• [INFORMATION SUPPLIED]:
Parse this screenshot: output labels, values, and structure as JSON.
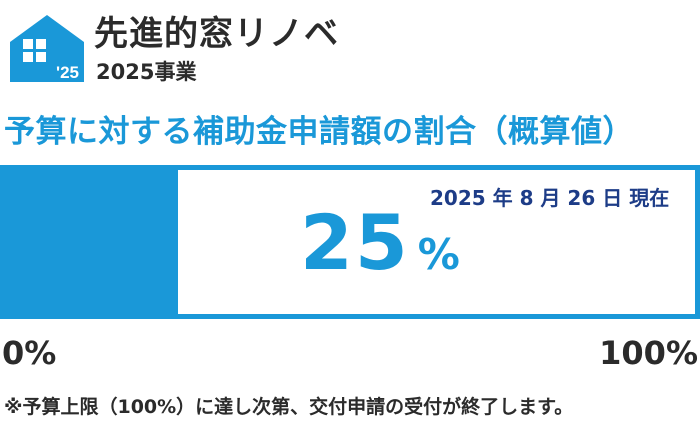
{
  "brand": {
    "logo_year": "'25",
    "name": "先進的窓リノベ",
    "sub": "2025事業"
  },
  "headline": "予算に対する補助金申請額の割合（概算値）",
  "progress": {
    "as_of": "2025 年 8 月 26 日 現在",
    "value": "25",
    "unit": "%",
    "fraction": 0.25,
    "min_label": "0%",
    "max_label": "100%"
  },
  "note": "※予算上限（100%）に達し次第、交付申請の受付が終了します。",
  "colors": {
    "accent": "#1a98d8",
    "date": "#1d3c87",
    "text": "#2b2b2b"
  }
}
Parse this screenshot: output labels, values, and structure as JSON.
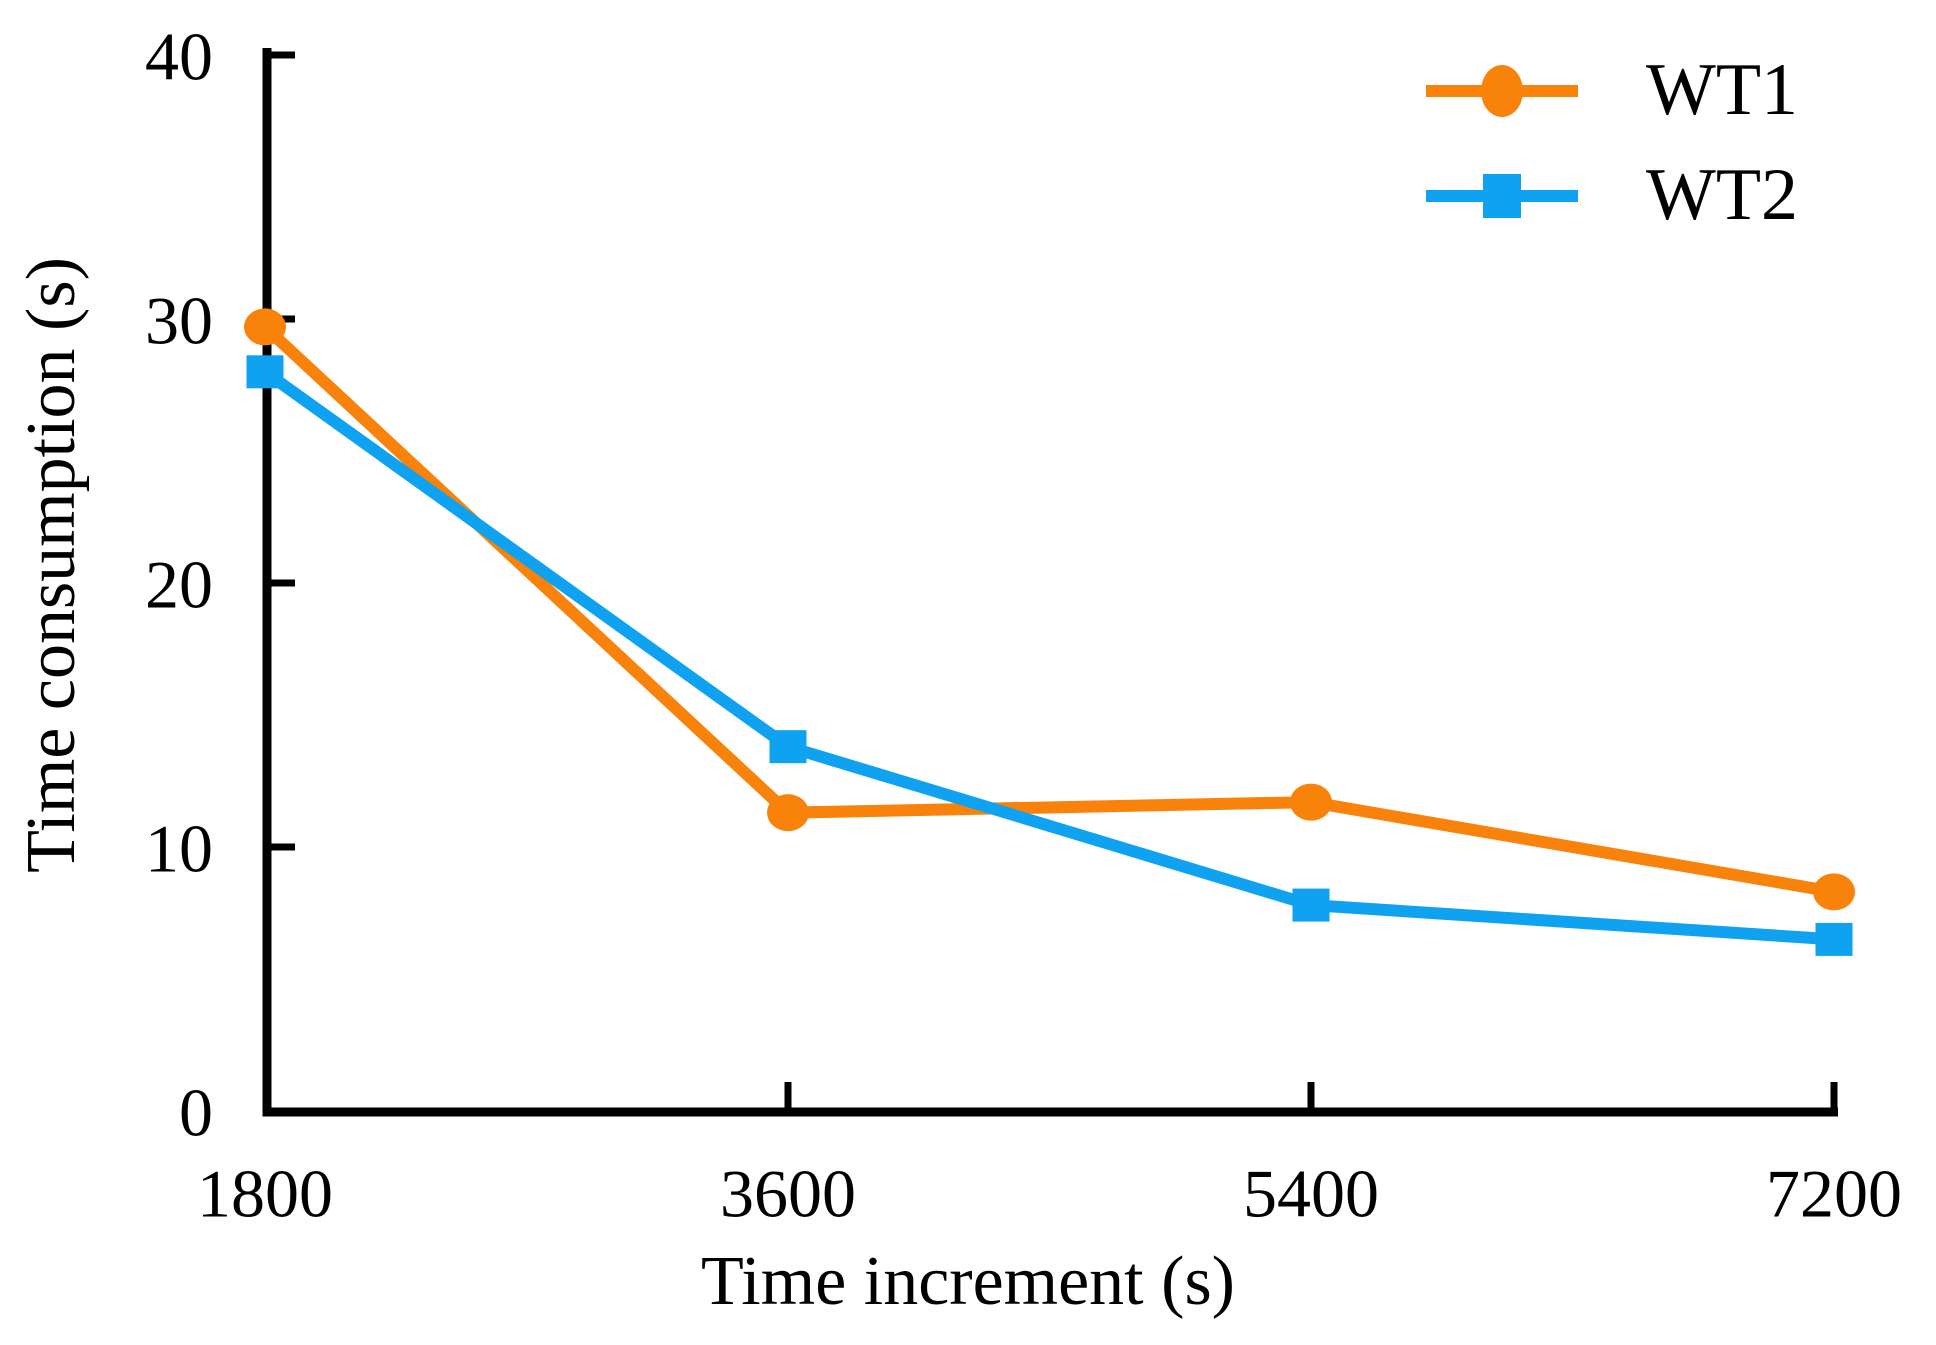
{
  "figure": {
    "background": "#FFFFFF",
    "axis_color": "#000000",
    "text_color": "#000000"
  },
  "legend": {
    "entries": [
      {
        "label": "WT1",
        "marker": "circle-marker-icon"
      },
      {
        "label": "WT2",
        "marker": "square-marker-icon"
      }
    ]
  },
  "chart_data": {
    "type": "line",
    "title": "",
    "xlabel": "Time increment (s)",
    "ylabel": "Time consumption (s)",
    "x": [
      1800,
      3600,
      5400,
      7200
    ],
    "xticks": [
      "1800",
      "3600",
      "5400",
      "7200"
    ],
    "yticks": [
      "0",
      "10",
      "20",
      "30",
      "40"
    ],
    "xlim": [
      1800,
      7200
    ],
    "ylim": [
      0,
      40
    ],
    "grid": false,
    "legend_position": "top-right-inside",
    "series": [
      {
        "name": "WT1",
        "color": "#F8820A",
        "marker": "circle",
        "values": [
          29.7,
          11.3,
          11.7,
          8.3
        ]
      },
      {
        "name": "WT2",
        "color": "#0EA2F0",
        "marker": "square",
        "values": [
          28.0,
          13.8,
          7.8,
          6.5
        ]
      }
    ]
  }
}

--

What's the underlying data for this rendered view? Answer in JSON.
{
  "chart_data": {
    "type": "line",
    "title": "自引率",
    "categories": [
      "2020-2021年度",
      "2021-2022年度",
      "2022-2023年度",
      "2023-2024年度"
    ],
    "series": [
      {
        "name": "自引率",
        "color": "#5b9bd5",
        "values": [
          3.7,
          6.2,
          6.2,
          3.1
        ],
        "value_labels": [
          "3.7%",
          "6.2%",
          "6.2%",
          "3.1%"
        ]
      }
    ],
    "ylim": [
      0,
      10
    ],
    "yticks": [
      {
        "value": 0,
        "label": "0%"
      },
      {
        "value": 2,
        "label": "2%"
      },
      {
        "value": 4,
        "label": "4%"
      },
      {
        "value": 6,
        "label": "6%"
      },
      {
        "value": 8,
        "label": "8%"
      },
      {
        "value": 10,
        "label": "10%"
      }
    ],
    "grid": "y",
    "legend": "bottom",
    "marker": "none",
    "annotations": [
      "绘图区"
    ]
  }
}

• [STATED PROBLEM]:
In the entries above, identify every line with the word "Time". Copy those lines.

• [RESPONSE TO THIS EXERCISE]:
    "xlabel": "Time increment (s)",
    "ylabel": "Time consumption (s)",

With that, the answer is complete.